TASK PROMPT - For each line below that contains the string "Début", copy that line.

-------- RECORDS SHOWN --------

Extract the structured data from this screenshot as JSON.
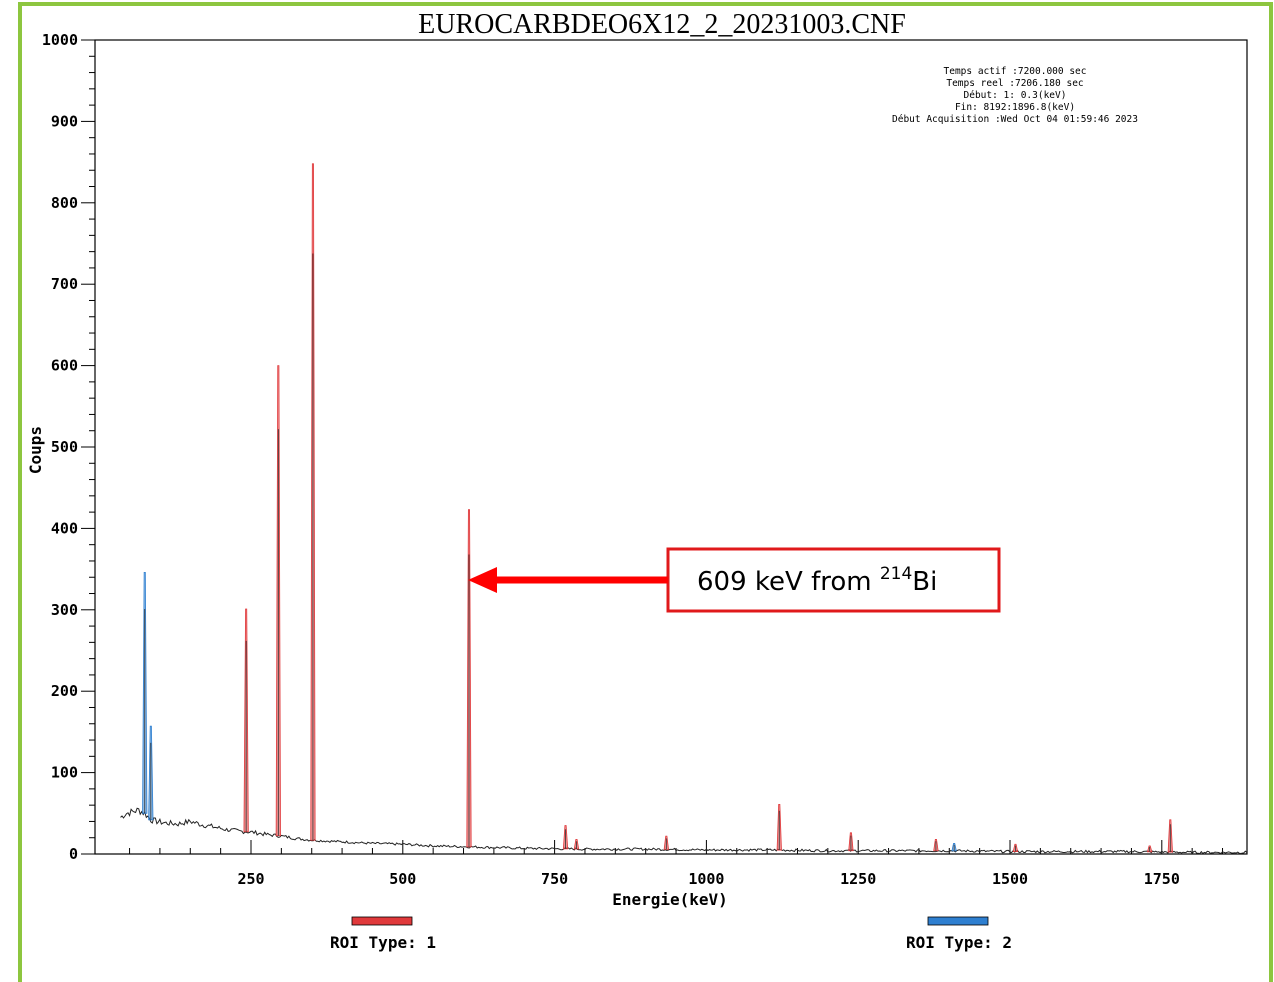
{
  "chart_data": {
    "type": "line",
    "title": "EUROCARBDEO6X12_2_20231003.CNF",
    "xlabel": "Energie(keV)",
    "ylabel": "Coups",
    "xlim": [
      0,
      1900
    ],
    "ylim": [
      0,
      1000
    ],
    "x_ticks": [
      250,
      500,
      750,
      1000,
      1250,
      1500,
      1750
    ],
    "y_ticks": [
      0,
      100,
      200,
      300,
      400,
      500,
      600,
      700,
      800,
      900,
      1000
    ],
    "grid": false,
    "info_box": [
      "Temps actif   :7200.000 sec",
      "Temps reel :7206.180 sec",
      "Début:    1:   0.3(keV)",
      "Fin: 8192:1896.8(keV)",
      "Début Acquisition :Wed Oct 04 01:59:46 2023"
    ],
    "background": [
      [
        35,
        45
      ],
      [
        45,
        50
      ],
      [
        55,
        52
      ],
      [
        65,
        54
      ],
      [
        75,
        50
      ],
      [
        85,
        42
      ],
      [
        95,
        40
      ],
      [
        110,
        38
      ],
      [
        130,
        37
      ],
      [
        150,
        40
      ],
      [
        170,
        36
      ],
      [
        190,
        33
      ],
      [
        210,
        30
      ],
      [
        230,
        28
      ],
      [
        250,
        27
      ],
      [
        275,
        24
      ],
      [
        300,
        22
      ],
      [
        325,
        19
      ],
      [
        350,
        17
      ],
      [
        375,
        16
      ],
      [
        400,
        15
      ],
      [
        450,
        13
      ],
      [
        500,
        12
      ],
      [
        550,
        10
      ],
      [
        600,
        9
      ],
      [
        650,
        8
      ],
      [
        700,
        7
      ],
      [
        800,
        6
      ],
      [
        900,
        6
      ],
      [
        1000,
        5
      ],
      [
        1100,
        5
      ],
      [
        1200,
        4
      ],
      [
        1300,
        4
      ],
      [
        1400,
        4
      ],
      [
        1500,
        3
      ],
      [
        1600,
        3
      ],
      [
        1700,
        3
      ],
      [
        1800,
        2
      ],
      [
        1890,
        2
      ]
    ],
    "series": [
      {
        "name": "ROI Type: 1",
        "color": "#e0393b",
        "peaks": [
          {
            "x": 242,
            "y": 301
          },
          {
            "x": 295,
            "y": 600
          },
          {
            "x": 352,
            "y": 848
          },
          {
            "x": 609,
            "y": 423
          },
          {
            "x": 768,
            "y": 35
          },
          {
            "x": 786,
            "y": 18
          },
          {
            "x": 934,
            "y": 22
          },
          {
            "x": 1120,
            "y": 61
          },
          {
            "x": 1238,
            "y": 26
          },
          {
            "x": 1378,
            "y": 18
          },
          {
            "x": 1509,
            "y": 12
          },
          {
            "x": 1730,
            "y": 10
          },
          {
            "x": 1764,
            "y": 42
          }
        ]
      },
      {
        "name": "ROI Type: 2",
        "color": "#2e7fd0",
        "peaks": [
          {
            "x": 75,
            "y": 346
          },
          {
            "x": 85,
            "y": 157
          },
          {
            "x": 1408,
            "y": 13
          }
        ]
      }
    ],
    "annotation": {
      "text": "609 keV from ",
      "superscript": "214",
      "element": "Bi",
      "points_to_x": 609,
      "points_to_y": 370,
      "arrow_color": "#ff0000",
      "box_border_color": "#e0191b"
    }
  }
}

--------

SOLUTION -
      "Début:    1:   0.3(keV)",
      "Début Acquisition :Wed Oct 04 01:59:46 2023"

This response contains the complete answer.